* START DATA FOR PROCESSING *

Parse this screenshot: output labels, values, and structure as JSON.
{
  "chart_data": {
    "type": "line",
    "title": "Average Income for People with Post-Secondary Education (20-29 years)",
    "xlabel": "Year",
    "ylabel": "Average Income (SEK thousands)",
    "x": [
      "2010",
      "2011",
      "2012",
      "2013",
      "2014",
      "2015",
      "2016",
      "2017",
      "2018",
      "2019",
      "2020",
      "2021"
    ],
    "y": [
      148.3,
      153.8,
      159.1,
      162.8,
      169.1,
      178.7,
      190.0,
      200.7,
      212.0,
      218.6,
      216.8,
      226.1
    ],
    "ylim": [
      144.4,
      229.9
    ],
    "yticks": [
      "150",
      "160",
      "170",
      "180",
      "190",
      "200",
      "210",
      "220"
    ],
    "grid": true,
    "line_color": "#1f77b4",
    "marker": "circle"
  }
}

* END DATA FOR PROCESSING *
* START DATA FOR PROCESSING *

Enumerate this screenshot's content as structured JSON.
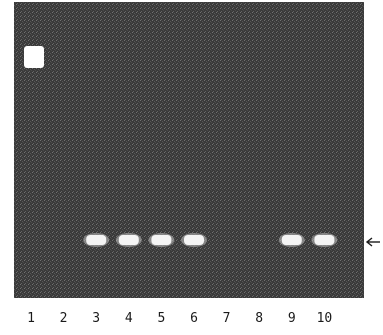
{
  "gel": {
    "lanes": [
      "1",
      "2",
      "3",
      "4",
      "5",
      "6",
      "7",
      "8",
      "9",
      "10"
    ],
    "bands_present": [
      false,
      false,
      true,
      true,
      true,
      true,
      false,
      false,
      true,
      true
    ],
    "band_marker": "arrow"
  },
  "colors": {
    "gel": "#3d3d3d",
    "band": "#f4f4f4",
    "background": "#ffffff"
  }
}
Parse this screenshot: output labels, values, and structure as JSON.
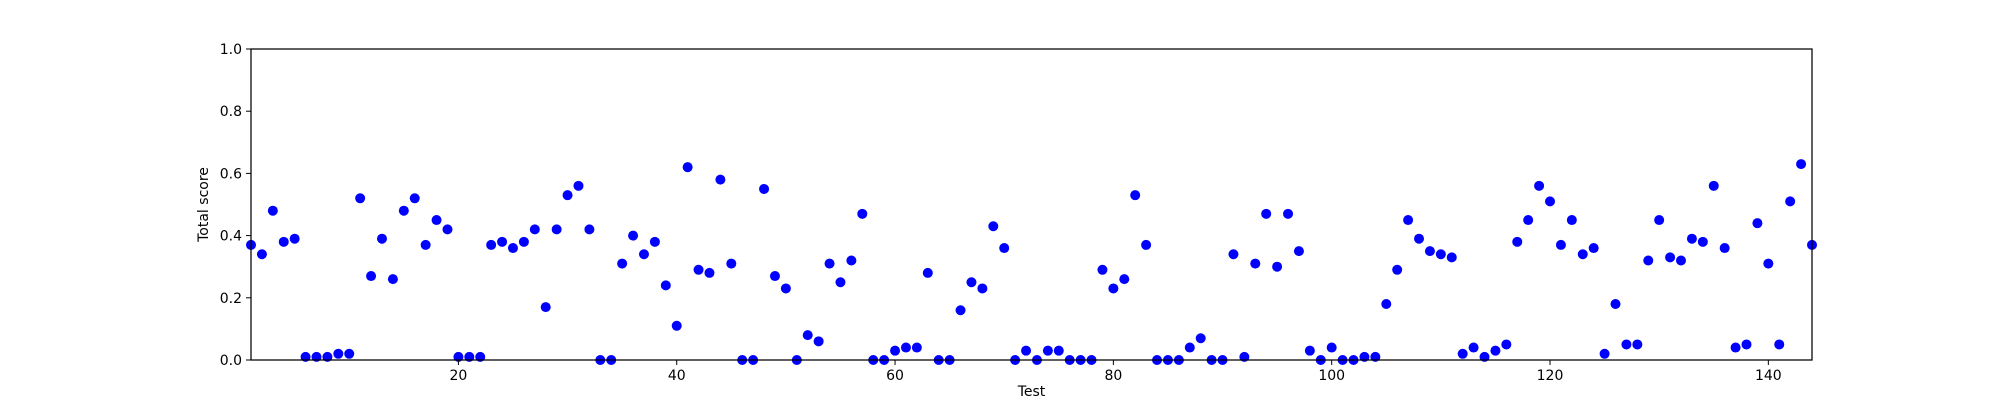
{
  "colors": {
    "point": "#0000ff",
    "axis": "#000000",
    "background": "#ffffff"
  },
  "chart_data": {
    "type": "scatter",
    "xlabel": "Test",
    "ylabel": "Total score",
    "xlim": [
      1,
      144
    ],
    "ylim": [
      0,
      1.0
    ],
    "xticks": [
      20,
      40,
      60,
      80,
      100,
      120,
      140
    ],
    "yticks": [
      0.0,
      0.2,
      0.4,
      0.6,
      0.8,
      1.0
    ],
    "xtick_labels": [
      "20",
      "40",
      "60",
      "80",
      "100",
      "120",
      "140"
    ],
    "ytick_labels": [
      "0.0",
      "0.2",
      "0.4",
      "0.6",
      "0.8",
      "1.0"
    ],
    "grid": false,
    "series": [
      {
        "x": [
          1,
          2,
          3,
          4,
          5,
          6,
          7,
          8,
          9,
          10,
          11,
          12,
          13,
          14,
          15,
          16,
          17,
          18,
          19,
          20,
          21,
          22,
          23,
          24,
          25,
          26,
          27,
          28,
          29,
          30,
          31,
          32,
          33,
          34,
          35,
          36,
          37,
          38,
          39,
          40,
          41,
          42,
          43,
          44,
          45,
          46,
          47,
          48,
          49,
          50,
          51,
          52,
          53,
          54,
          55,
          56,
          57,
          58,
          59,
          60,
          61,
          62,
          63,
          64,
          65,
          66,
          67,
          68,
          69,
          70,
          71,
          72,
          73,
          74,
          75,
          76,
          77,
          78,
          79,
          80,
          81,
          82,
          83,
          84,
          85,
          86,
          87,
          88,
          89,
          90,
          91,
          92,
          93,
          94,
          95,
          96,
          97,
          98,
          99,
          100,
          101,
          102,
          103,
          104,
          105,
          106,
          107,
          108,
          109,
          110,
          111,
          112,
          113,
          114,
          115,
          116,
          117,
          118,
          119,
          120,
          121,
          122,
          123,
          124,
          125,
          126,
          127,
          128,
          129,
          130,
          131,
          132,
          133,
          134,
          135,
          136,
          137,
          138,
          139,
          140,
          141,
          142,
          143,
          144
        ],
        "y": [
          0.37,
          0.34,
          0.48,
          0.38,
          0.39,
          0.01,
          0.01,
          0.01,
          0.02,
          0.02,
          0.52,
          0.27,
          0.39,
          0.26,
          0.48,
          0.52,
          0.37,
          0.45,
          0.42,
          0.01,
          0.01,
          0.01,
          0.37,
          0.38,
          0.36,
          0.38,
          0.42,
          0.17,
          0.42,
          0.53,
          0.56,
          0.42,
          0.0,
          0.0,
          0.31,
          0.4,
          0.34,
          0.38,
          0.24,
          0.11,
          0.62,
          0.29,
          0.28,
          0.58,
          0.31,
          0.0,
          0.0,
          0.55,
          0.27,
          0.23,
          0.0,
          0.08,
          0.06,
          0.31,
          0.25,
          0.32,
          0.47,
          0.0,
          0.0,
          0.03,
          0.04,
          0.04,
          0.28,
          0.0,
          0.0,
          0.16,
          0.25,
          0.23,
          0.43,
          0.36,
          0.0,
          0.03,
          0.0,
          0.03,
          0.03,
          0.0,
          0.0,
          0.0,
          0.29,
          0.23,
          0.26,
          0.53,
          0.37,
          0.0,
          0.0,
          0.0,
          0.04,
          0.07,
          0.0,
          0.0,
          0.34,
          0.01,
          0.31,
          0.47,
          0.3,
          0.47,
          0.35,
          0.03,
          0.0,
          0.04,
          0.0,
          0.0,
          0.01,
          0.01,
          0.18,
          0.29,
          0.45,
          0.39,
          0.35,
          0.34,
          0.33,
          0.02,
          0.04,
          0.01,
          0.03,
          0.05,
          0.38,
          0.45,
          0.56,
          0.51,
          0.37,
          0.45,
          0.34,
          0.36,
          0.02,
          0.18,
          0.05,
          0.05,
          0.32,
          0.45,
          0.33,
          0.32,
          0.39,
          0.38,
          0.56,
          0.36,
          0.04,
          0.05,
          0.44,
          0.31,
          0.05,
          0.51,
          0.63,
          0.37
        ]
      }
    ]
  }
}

* END DATA FOR PROCESSING *

▶ **EXERCISE REQUIREMENTS**
Tell how many lines of the records above hold the string "ylabel". Give no other text.

▶ **EXERCISE SOLUTION**
2